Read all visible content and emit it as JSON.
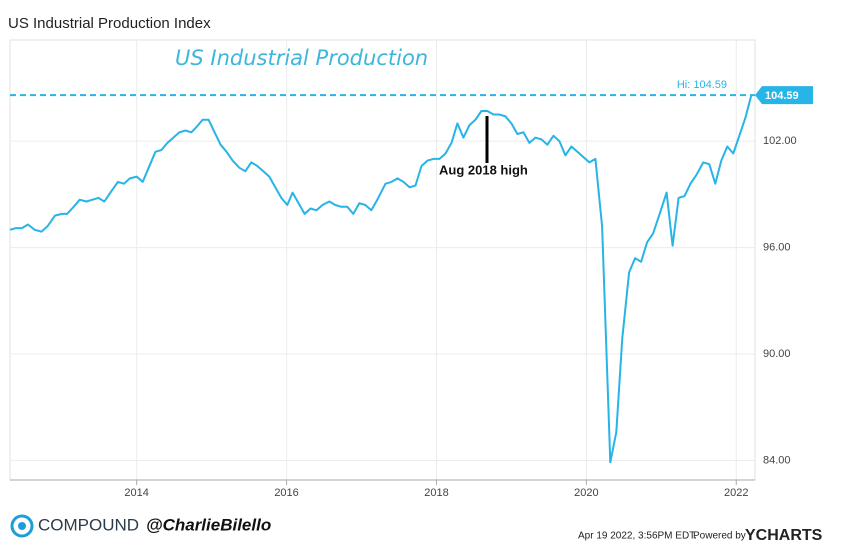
{
  "header": "US Industrial Production Index",
  "chart_data": {
    "type": "line",
    "title": "US Industrial Production",
    "x": [
      2012.31,
      2012.39,
      2012.47,
      2012.55,
      2012.64,
      2012.73,
      2012.81,
      2012.91,
      2013.0,
      2013.07,
      2013.16,
      2013.24,
      2013.33,
      2013.41,
      2013.49,
      2013.57,
      2013.65,
      2013.75,
      2013.83,
      2013.91,
      2014.0,
      2014.08,
      2014.16,
      2014.25,
      2014.33,
      2014.41,
      2014.49,
      2014.57,
      2014.65,
      2014.73,
      2014.8,
      2014.88,
      2014.96,
      2015.04,
      2015.12,
      2015.2,
      2015.28,
      2015.37,
      2015.45,
      2015.53,
      2015.61,
      2015.69,
      2015.77,
      2015.85,
      2015.93,
      2016.01,
      2016.08,
      2016.16,
      2016.24,
      2016.32,
      2016.4,
      2016.48,
      2016.57,
      2016.65,
      2016.73,
      2016.81,
      2016.89,
      2016.97,
      2017.05,
      2017.13,
      2017.21,
      2017.32,
      2017.4,
      2017.48,
      2017.56,
      2017.64,
      2017.72,
      2017.8,
      2017.88,
      2017.96,
      2018.04,
      2018.12,
      2018.2,
      2018.28,
      2018.36,
      2018.44,
      2018.52,
      2018.6,
      2018.68,
      2018.76,
      2018.84,
      2018.92,
      2019.0,
      2019.08,
      2019.16,
      2019.24,
      2019.32,
      2019.4,
      2019.48,
      2019.56,
      2019.64,
      2019.72,
      2019.8,
      2019.88,
      2019.96,
      2020.04,
      2020.12,
      2020.21,
      2020.32,
      2020.4,
      2020.48,
      2020.57,
      2020.65,
      2020.73,
      2020.81,
      2020.89,
      2020.97,
      2021.07,
      2021.15,
      2021.23,
      2021.31,
      2021.39,
      2021.47,
      2021.56,
      2021.64,
      2021.72,
      2021.8,
      2021.88,
      2021.96,
      2022.04,
      2022.12,
      2022.2
    ],
    "series": [
      {
        "name": "US Industrial Production Index",
        "color": "#27b4e6",
        "values": [
          97.0,
          97.1,
          97.1,
          97.3,
          97.0,
          96.9,
          97.2,
          97.8,
          97.9,
          97.9,
          98.3,
          98.7,
          98.6,
          98.7,
          98.8,
          98.6,
          99.1,
          99.7,
          99.6,
          99.9,
          100.0,
          99.7,
          100.5,
          101.4,
          101.5,
          101.9,
          102.2,
          102.5,
          102.6,
          102.5,
          102.8,
          103.2,
          103.2,
          102.5,
          101.8,
          101.4,
          100.9,
          100.5,
          100.3,
          100.8,
          100.6,
          100.3,
          100.0,
          99.4,
          98.8,
          98.4,
          99.1,
          98.5,
          97.9,
          98.2,
          98.1,
          98.4,
          98.6,
          98.4,
          98.3,
          98.3,
          97.9,
          98.5,
          98.4,
          98.1,
          98.7,
          99.6,
          99.7,
          99.9,
          99.7,
          99.4,
          99.5,
          100.6,
          100.9,
          101.0,
          101.0,
          101.3,
          101.9,
          103.0,
          102.2,
          102.9,
          103.2,
          103.7,
          103.7,
          103.5,
          103.5,
          103.4,
          103.0,
          102.4,
          102.5,
          101.9,
          102.2,
          102.1,
          101.8,
          102.3,
          102.0,
          101.2,
          101.7,
          101.4,
          101.1,
          100.8,
          101.0,
          97.2,
          83.9,
          85.6,
          90.9,
          94.6,
          95.4,
          95.2,
          96.3,
          96.8,
          97.8,
          99.1,
          96.1,
          98.8,
          98.9,
          99.6,
          100.1,
          100.8,
          100.7,
          99.6,
          100.9,
          101.7,
          101.3,
          102.3,
          103.3,
          104.59
        ]
      }
    ],
    "xlim": [
      2012.31,
      2022.25
    ],
    "xticks": [
      2014,
      2016,
      2018,
      2020,
      2022
    ],
    "ylim": [
      82.9,
      107.7
    ],
    "yticks": [
      {
        "value": 84,
        "label": "84.00"
      },
      {
        "value": 90,
        "label": "90.00"
      },
      {
        "value": 96,
        "label": "96.00"
      },
      {
        "value": 102,
        "label": "102.00"
      }
    ],
    "grid": true,
    "hi_line": 104.59,
    "hi_label": "Hi: 104.59",
    "annotation": "Aug 2018 high"
  },
  "footer": {
    "brand": "COMPOUND",
    "handle": "@CharlieBilello",
    "timestamp": "Apr 19 2022, 3:56PM EDT.",
    "powered": "Powered by",
    "provider": "YCHARTS"
  }
}
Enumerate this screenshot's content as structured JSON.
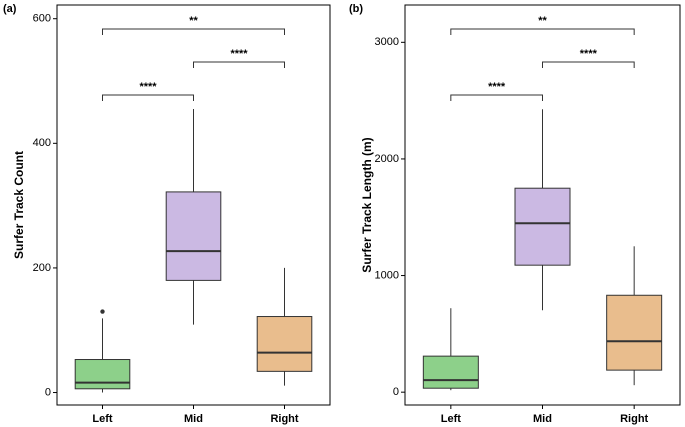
{
  "chart_data": [
    {
      "type": "box",
      "panel_label": "(a)",
      "ylabel": "Surfer Track Count",
      "categories": [
        "Left",
        "Mid",
        "Right"
      ],
      "colors": [
        "#8dd08a",
        "#cbb9e3",
        "#e9bd8d"
      ],
      "boxes": [
        {
          "min": 0,
          "q1": 6,
          "median": 16,
          "q3": 53,
          "max": 119,
          "outliers": [
            130
          ]
        },
        {
          "min": 109,
          "q1": 180,
          "median": 227,
          "q3": 322,
          "max": 455,
          "outliers": []
        },
        {
          "min": 11,
          "q1": 34,
          "median": 64,
          "q3": 122,
          "max": 200,
          "outliers": []
        }
      ],
      "ylim": [
        -20,
        622
      ],
      "yticks": [
        0,
        200,
        400,
        600
      ],
      "annotations": [
        {
          "text": "****",
          "from": "Left",
          "to": "Mid"
        },
        {
          "text": "****",
          "from": "Mid",
          "to": "Right"
        },
        {
          "text": "**",
          "from": "Left",
          "to": "Right"
        }
      ]
    },
    {
      "type": "box",
      "panel_label": "(b)",
      "ylabel": "Surfer Track Length (m)",
      "categories": [
        "Left",
        "Mid",
        "Right"
      ],
      "colors": [
        "#8dd08a",
        "#cbb9e3",
        "#e9bd8d"
      ],
      "boxes": [
        {
          "min": 17,
          "q1": 34,
          "median": 103,
          "q3": 309,
          "max": 720,
          "outliers": []
        },
        {
          "min": 703,
          "q1": 1089,
          "median": 1449,
          "q3": 1749,
          "max": 2426,
          "outliers": []
        },
        {
          "min": 60,
          "q1": 189,
          "median": 437,
          "q3": 831,
          "max": 1251,
          "outliers": []
        }
      ],
      "ylim": [
        -110,
        3320
      ],
      "yticks": [
        0,
        1000,
        2000,
        3000
      ],
      "annotations": [
        {
          "text": "****",
          "from": "Left",
          "to": "Mid"
        },
        {
          "text": "****",
          "from": "Mid",
          "to": "Right"
        },
        {
          "text": "**",
          "from": "Left",
          "to": "Right"
        }
      ]
    }
  ]
}
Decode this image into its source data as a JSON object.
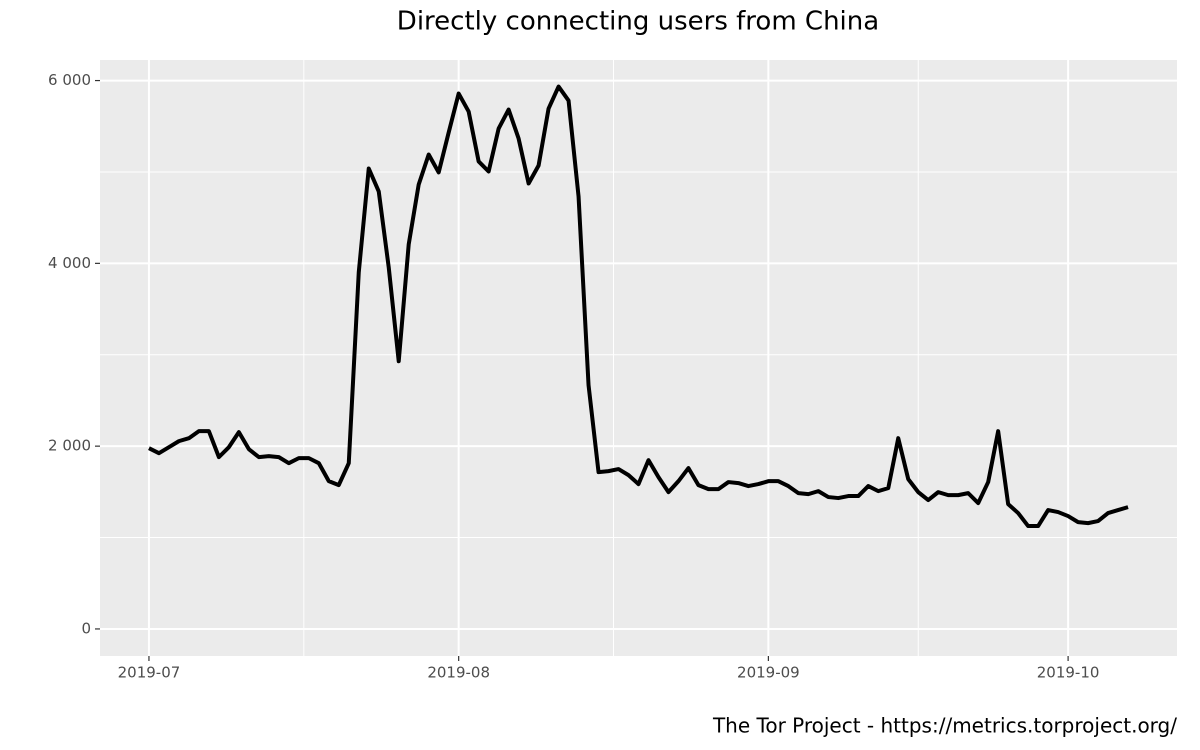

### Set exercise
Above are records to transcribe exactly; leave their pictures out.

### Task answer
Read all visible content and emit it as JSON.
{
  "header": "US Industrial Production Index",
  "chart_data": {
    "type": "line",
    "title": "US Industrial Production",
    "x": [
      2012.31,
      2012.39,
      2012.47,
      2012.55,
      2012.64,
      2012.73,
      2012.81,
      2012.91,
      2013.0,
      2013.07,
      2013.16,
      2013.24,
      2013.33,
      2013.41,
      2013.49,
      2013.57,
      2013.65,
      2013.75,
      2013.83,
      2013.91,
      2014.0,
      2014.08,
      2014.16,
      2014.25,
      2014.33,
      2014.41,
      2014.49,
      2014.57,
      2014.65,
      2014.73,
      2014.8,
      2014.88,
      2014.96,
      2015.04,
      2015.12,
      2015.2,
      2015.28,
      2015.37,
      2015.45,
      2015.53,
      2015.61,
      2015.69,
      2015.77,
      2015.85,
      2015.93,
      2016.01,
      2016.08,
      2016.16,
      2016.24,
      2016.32,
      2016.4,
      2016.48,
      2016.57,
      2016.65,
      2016.73,
      2016.81,
      2016.89,
      2016.97,
      2017.05,
      2017.13,
      2017.21,
      2017.32,
      2017.4,
      2017.48,
      2017.56,
      2017.64,
      2017.72,
      2017.8,
      2017.88,
      2017.96,
      2018.04,
      2018.12,
      2018.2,
      2018.28,
      2018.36,
      2018.44,
      2018.52,
      2018.6,
      2018.68,
      2018.76,
      2018.84,
      2018.92,
      2019.0,
      2019.08,
      2019.16,
      2019.24,
      2019.32,
      2019.4,
      2019.48,
      2019.56,
      2019.64,
      2019.72,
      2019.8,
      2019.88,
      2019.96,
      2020.04,
      2020.12,
      2020.21,
      2020.32,
      2020.4,
      2020.48,
      2020.57,
      2020.65,
      2020.73,
      2020.81,
      2020.89,
      2020.97,
      2021.07,
      2021.15,
      2021.23,
      2021.31,
      2021.39,
      2021.47,
      2021.56,
      2021.64,
      2021.72,
      2021.8,
      2021.88,
      2021.96,
      2022.04,
      2022.12,
      2022.2
    ],
    "series": [
      {
        "name": "US Industrial Production Index",
        "color": "#27b4e6",
        "values": [
          97.0,
          97.1,
          97.1,
          97.3,
          97.0,
          96.9,
          97.2,
          97.8,
          97.9,
          97.9,
          98.3,
          98.7,
          98.6,
          98.7,
          98.8,
          98.6,
          99.1,
          99.7,
          99.6,
          99.9,
          100.0,
          99.7,
          100.5,
          101.4,
          101.5,
          101.9,
          102.2,
          102.5,
          102.6,
          102.5,
          102.8,
          103.2,
          103.2,
          102.5,
          101.8,
          101.4,
          100.9,
          100.5,
          100.3,
          100.8,
          100.6,
          100.3,
          100.0,
          99.4,
          98.8,
          98.4,
          99.1,
          98.5,
          97.9,
          98.2,
          98.1,
          98.4,
          98.6,
          98.4,
          98.3,
          98.3,
          97.9,
          98.5,
          98.4,
          98.1,
          98.7,
          99.6,
          99.7,
          99.9,
          99.7,
          99.4,
          99.5,
          100.6,
          100.9,
          101.0,
          101.0,
          101.3,
          101.9,
          103.0,
          102.2,
          102.9,
          103.2,
          103.7,
          103.7,
          103.5,
          103.5,
          103.4,
          103.0,
          102.4,
          102.5,
          101.9,
          102.2,
          102.1,
          101.8,
          102.3,
          102.0,
          101.2,
          101.7,
          101.4,
          101.1,
          100.8,
          101.0,
          97.2,
          83.9,
          85.6,
          90.9,
          94.6,
          95.4,
          95.2,
          96.3,
          96.8,
          97.8,
          99.1,
          96.1,
          98.8,
          98.9,
          99.6,
          100.1,
          100.8,
          100.7,
          99.6,
          100.9,
          101.7,
          101.3,
          102.3,
          103.3,
          104.59
        ]
      }
    ],
    "xlim": [
      2012.31,
      2022.25
    ],
    "xticks": [
      2014,
      2016,
      2018,
      2020,
      2022
    ],
    "ylim": [
      82.9,
      107.7
    ],
    "yticks": [
      {
        "value": 84,
        "label": "84.00"
      },
      {
        "value": 90,
        "label": "90.00"
      },
      {
        "value": 96,
        "label": "96.00"
      },
      {
        "value": 102,
        "label": "102.00"
      }
    ],
    "grid": true,
    "hi_line": 104.59,
    "hi_label": "Hi: 104.59",
    "annotation": "Aug 2018 high"
  },
  "footer": {
    "brand": "COMPOUND",
    "handle": "@CharlieBilello",
    "timestamp": "Apr 19 2022, 3:56PM EDT.",
    "powered": "Powered by",
    "provider": "YCHARTS"
  }
}
Enumerate this screenshot's content as structured JSON.
{
  "chart_data": [
    {
      "type": "box",
      "panel_label": "(a)",
      "ylabel": "Surfer Track Count",
      "categories": [
        "Left",
        "Mid",
        "Right"
      ],
      "colors": [
        "#8dd08a",
        "#cbb9e3",
        "#e9bd8d"
      ],
      "boxes": [
        {
          "min": 0,
          "q1": 6,
          "median": 16,
          "q3": 53,
          "max": 119,
          "outliers": [
            130
          ]
        },
        {
          "min": 109,
          "q1": 180,
          "median": 227,
          "q3": 322,
          "max": 455,
          "outliers": []
        },
        {
          "min": 11,
          "q1": 34,
          "median": 64,
          "q3": 122,
          "max": 200,
          "outliers": []
        }
      ],
      "ylim": [
        -20,
        622
      ],
      "yticks": [
        0,
        200,
        400,
        600
      ],
      "annotations": [
        {
          "text": "****",
          "from": "Left",
          "to": "Mid"
        },
        {
          "text": "****",
          "from": "Mid",
          "to": "Right"
        },
        {
          "text": "**",
          "from": "Left",
          "to": "Right"
        }
      ]
    },
    {
      "type": "box",
      "panel_label": "(b)",
      "ylabel": "Surfer Track Length (m)",
      "categories": [
        "Left",
        "Mid",
        "Right"
      ],
      "colors": [
        "#8dd08a",
        "#cbb9e3",
        "#e9bd8d"
      ],
      "boxes": [
        {
          "min": 17,
          "q1": 34,
          "median": 103,
          "q3": 309,
          "max": 720,
          "outliers": []
        },
        {
          "min": 703,
          "q1": 1089,
          "median": 1449,
          "q3": 1749,
          "max": 2426,
          "outliers": []
        },
        {
          "min": 60,
          "q1": 189,
          "median": 437,
          "q3": 831,
          "max": 1251,
          "outliers": []
        }
      ],
      "ylim": [
        -110,
        3320
      ],
      "yticks": [
        0,
        1000,
        2000,
        3000
      ],
      "annotations": [
        {
          "text": "****",
          "from": "Left",
          "to": "Mid"
        },
        {
          "text": "****",
          "from": "Mid",
          "to": "Right"
        },
        {
          "text": "**",
          "from": "Left",
          "to": "Right"
        }
      ]
    }
  ]
}
Decode this image into its source data as a JSON object.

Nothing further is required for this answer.